**Exercise brief:** Print the entries in full, word for word, but not the pictures.

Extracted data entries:
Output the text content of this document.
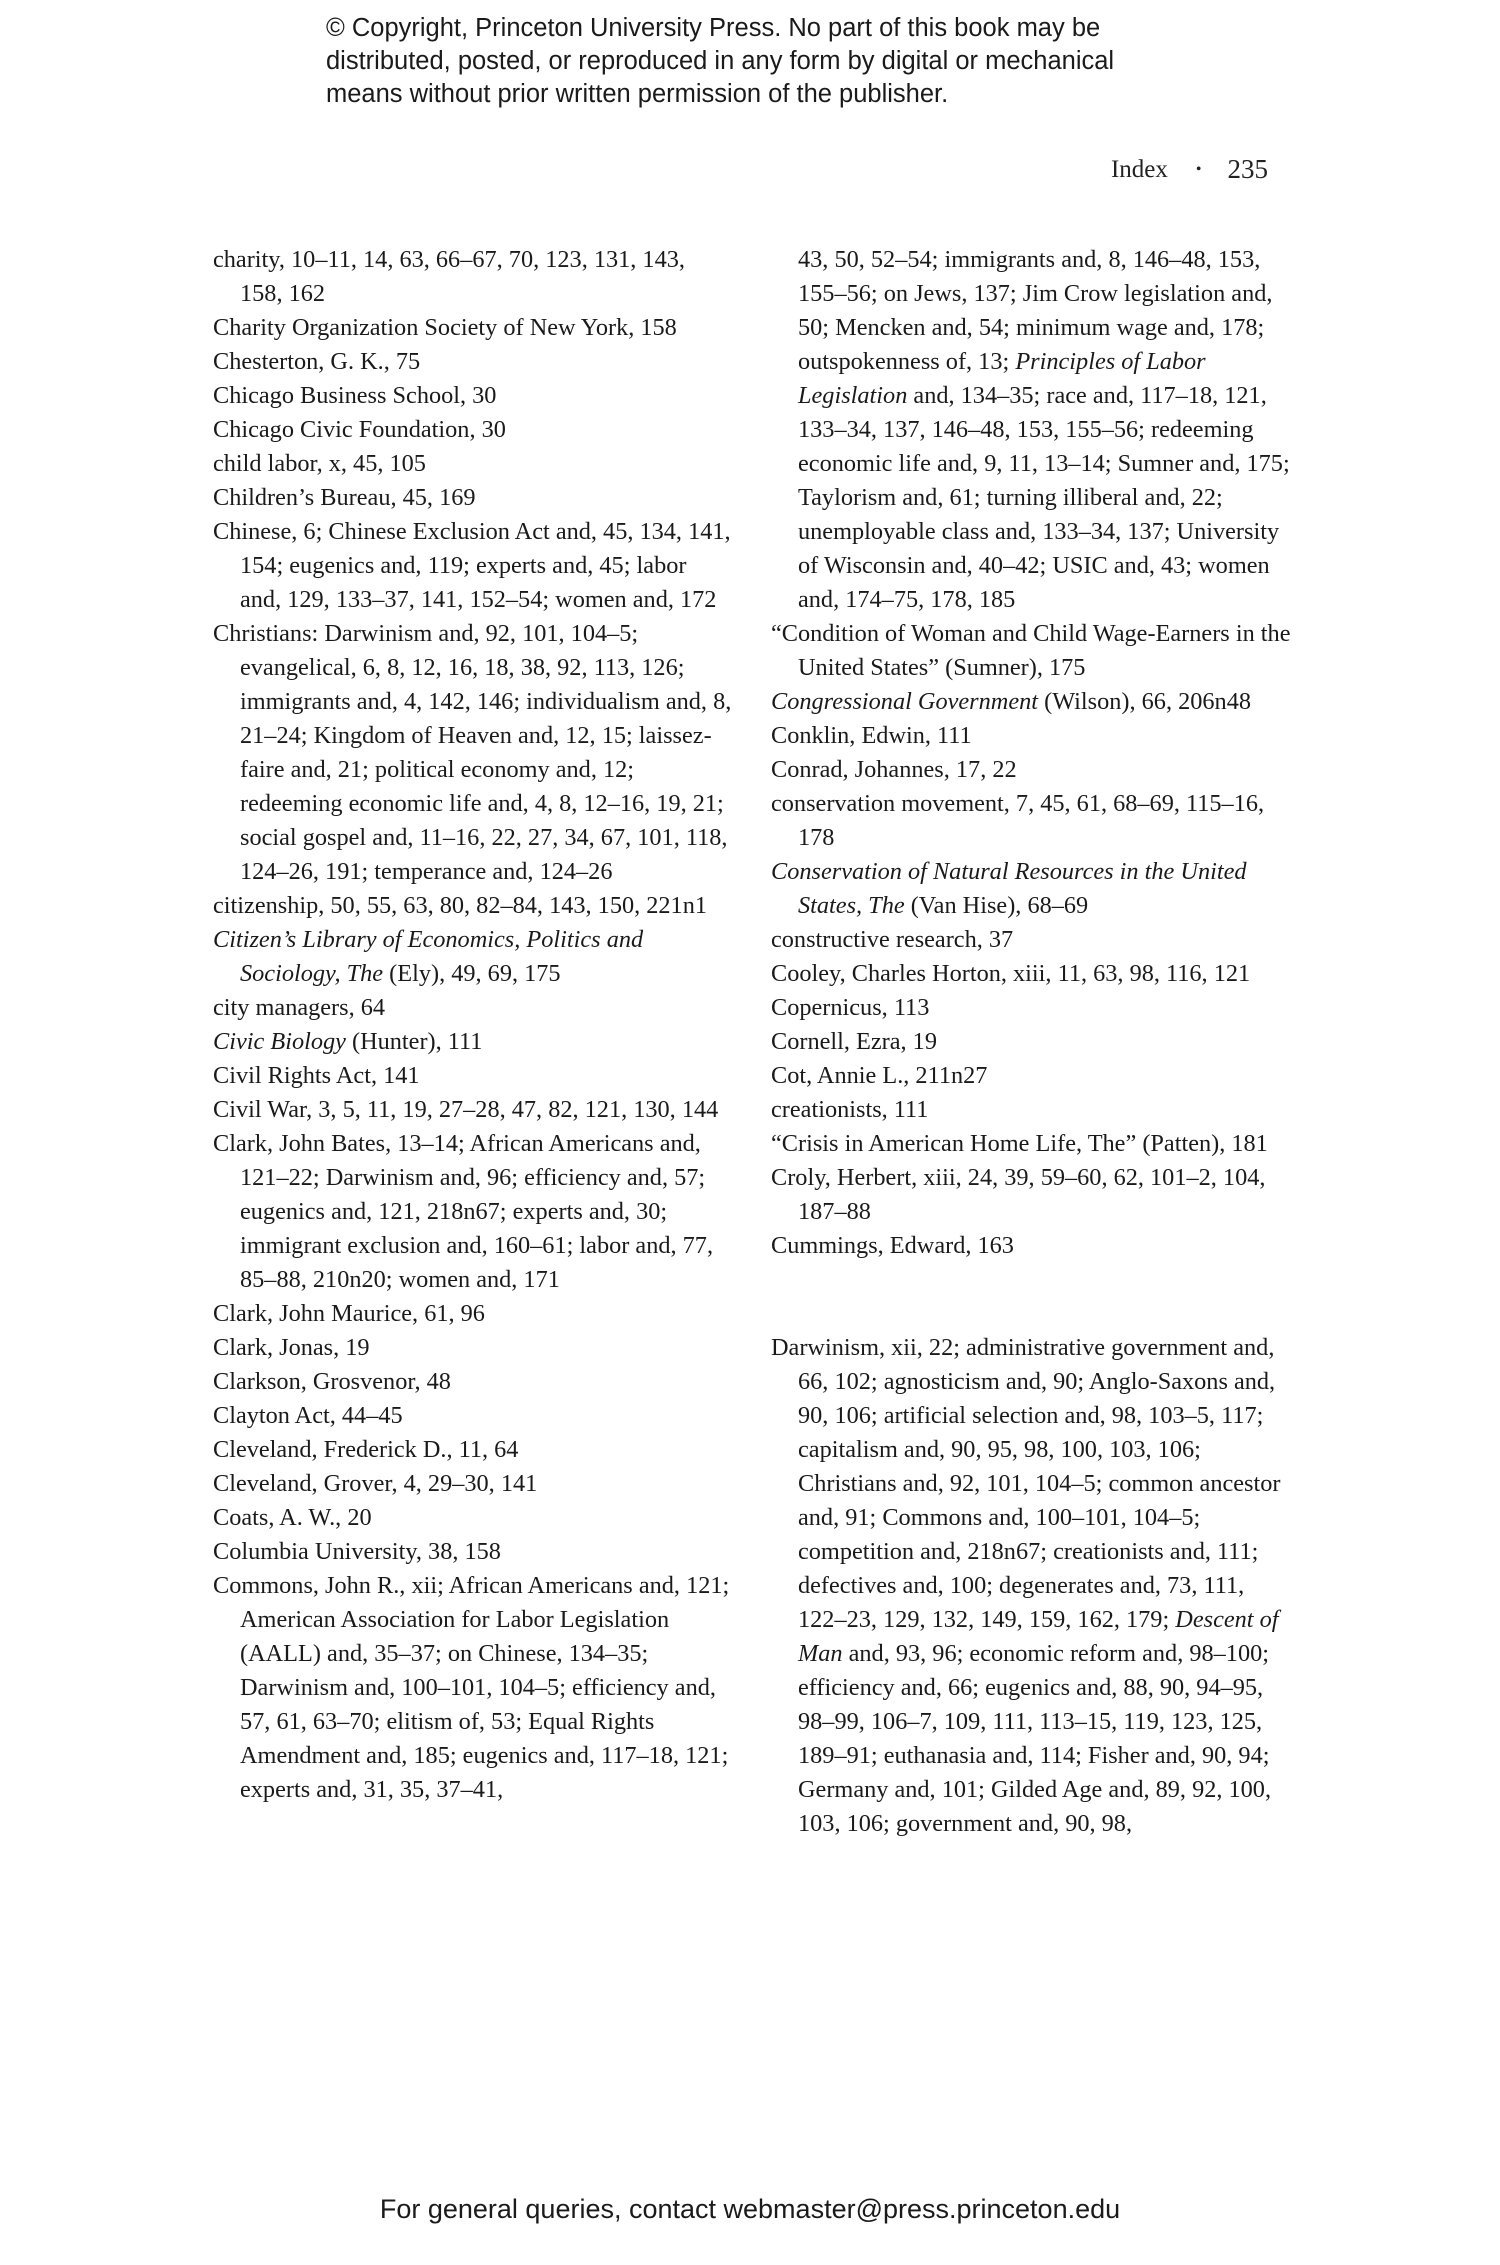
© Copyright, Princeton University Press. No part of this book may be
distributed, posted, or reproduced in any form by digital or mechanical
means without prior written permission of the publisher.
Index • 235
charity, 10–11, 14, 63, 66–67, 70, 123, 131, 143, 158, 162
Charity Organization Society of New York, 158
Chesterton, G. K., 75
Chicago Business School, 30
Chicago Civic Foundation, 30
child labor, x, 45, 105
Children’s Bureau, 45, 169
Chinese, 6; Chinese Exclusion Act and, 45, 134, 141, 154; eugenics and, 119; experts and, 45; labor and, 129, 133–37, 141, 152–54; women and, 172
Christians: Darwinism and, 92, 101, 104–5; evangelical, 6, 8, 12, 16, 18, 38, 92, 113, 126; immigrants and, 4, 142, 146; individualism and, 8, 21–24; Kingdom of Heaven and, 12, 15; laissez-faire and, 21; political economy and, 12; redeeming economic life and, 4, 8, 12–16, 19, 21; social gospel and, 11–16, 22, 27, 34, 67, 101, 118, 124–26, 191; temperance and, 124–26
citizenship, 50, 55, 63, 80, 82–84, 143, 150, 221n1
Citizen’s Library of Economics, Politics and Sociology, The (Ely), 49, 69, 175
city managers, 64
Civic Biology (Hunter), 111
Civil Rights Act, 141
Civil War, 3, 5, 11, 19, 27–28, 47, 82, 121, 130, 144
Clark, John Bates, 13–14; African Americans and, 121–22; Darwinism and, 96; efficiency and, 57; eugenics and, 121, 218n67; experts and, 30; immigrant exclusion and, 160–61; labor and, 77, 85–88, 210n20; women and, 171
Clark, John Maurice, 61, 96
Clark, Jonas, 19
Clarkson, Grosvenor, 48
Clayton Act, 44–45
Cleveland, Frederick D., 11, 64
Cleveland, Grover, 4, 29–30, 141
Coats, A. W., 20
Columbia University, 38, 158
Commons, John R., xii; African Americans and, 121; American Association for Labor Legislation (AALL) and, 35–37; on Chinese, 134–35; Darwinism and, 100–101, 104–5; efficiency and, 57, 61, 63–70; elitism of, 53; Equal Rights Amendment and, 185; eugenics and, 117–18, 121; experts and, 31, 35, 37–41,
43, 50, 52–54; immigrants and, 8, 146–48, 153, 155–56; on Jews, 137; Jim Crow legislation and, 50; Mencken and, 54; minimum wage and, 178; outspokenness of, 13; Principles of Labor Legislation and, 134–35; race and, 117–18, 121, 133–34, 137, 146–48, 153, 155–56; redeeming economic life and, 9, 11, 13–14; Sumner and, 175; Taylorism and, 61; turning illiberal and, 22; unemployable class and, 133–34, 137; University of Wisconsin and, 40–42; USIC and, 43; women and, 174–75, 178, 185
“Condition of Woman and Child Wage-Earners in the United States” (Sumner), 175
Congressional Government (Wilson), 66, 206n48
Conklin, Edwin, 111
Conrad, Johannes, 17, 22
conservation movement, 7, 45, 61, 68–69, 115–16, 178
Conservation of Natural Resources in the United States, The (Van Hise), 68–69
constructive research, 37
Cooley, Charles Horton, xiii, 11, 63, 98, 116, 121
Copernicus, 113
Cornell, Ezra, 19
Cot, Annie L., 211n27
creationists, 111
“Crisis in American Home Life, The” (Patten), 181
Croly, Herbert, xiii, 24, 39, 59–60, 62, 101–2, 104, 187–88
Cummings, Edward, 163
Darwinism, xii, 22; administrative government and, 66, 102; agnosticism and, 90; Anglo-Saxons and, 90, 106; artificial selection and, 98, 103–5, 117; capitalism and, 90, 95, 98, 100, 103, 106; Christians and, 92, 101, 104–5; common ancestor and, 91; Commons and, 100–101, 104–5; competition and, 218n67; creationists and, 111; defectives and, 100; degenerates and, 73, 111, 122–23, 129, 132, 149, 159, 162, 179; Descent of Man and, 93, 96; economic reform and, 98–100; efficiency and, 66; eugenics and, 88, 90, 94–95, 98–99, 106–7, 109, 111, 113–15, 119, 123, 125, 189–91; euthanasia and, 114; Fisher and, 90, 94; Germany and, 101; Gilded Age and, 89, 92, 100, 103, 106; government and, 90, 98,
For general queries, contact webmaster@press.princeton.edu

**Reply:**
Output the text content of this document.
© Copyright, Princeton University Press. No part of this book may be
distributed, posted, or reproduced in any form by digital or mechanical
means without prior written permission of the publisher.
Index • 235
charity, 10–11, 14, 63, 66–67, 70, 123, 131, 143, 158, 162
Charity Organization Society of New York, 158
Chesterton, G. K., 75
Chicago Business School, 30
Chicago Civic Foundation, 30
child labor, x, 45, 105
Children’s Bureau, 45, 169
Chinese, 6; Chinese Exclusion Act and, 45, 134, 141, 154; eugenics and, 119; experts and, 45; labor and, 129, 133–37, 141, 152–54; women and, 172
Christians: Darwinism and, 92, 101, 104–5; evangelical, 6, 8, 12, 16, 18, 38, 92, 113, 126; immigrants and, 4, 142, 146; individualism and, 8, 21–24; Kingdom of Heaven and, 12, 15; laissez-faire and, 21; political economy and, 12; redeeming economic life and, 4, 8, 12–16, 19, 21; social gospel and, 11–16, 22, 27, 34, 67, 101, 118, 124–26, 191; temperance and, 124–26
citizenship, 50, 55, 63, 80, 82–84, 143, 150, 221n1
Citizen’s Library of Economics, Politics and Sociology, The (Ely), 49, 69, 175
city managers, 64
Civic Biology (Hunter), 111
Civil Rights Act, 141
Civil War, 3, 5, 11, 19, 27–28, 47, 82, 121, 130, 144
Clark, John Bates, 13–14; African Americans and, 121–22; Darwinism and, 96; efficiency and, 57; eugenics and, 121, 218n67; experts and, 30; immigrant exclusion and, 160–61; labor and, 77, 85–88, 210n20; women and, 171
Clark, John Maurice, 61, 96
Clark, Jonas, 19
Clarkson, Grosvenor, 48
Clayton Act, 44–45
Cleveland, Frederick D., 11, 64
Cleveland, Grover, 4, 29–30, 141
Coats, A. W., 20
Columbia University, 38, 158
Commons, John R., xii; African Americans and, 121; American Association for Labor Legislation (AALL) and, 35–37; on Chinese, 134–35; Darwinism and, 100–101, 104–5; efficiency and, 57, 61, 63–70; elitism of, 53; Equal Rights Amendment and, 185; eugenics and, 117–18, 121; experts and, 31, 35, 37–41,
43, 50, 52–54; immigrants and, 8, 146–48, 153, 155–56; on Jews, 137; Jim Crow legislation and, 50; Mencken and, 54; minimum wage and, 178; outspokenness of, 13; Principles of Labor Legislation and, 134–35; race and, 117–18, 121, 133–34, 137, 146–48, 153, 155–56; redeeming economic life and, 9, 11, 13–14; Sumner and, 175; Taylorism and, 61; turning illiberal and, 22; unemployable class and, 133–34, 137; University of Wisconsin and, 40–42; USIC and, 43; women and, 174–75, 178, 185
“Condition of Woman and Child Wage-Earners in the United States” (Sumner), 175
Congressional Government (Wilson), 66, 206n48
Conklin, Edwin, 111
Conrad, Johannes, 17, 22
conservation movement, 7, 45, 61, 68–69, 115–16, 178
Conservation of Natural Resources in the United States, The (Van Hise), 68–69
constructive research, 37
Cooley, Charles Horton, xiii, 11, 63, 98, 116, 121
Copernicus, 113
Cornell, Ezra, 19
Cot, Annie L., 211n27
creationists, 111
“Crisis in American Home Life, The” (Patten), 181
Croly, Herbert, xiii, 24, 39, 59–60, 62, 101–2, 104, 187–88
Cummings, Edward, 163
Darwinism, xii, 22; administrative government and, 66, 102; agnosticism and, 90; Anglo-Saxons and, 90, 106; artificial selection and, 98, 103–5, 117; capitalism and, 90, 95, 98, 100, 103, 106; Christians and, 92, 101, 104–5; common ancestor and, 91; Commons and, 100–101, 104–5; competition and, 218n67; creationists and, 111; defectives and, 100; degenerates and, 73, 111, 122–23, 129, 132, 149, 159, 162, 179; Descent of Man and, 93, 96; economic reform and, 98–100; efficiency and, 66; eugenics and, 88, 90, 94–95, 98–99, 106–7, 109, 111, 113–15, 119, 123, 125, 189–91; euthanasia and, 114; Fisher and, 90, 94; Germany and, 101; Gilded Age and, 89, 92, 100, 103, 106; government and, 90, 98,
For general queries, contact webmaster@press.princeton.edu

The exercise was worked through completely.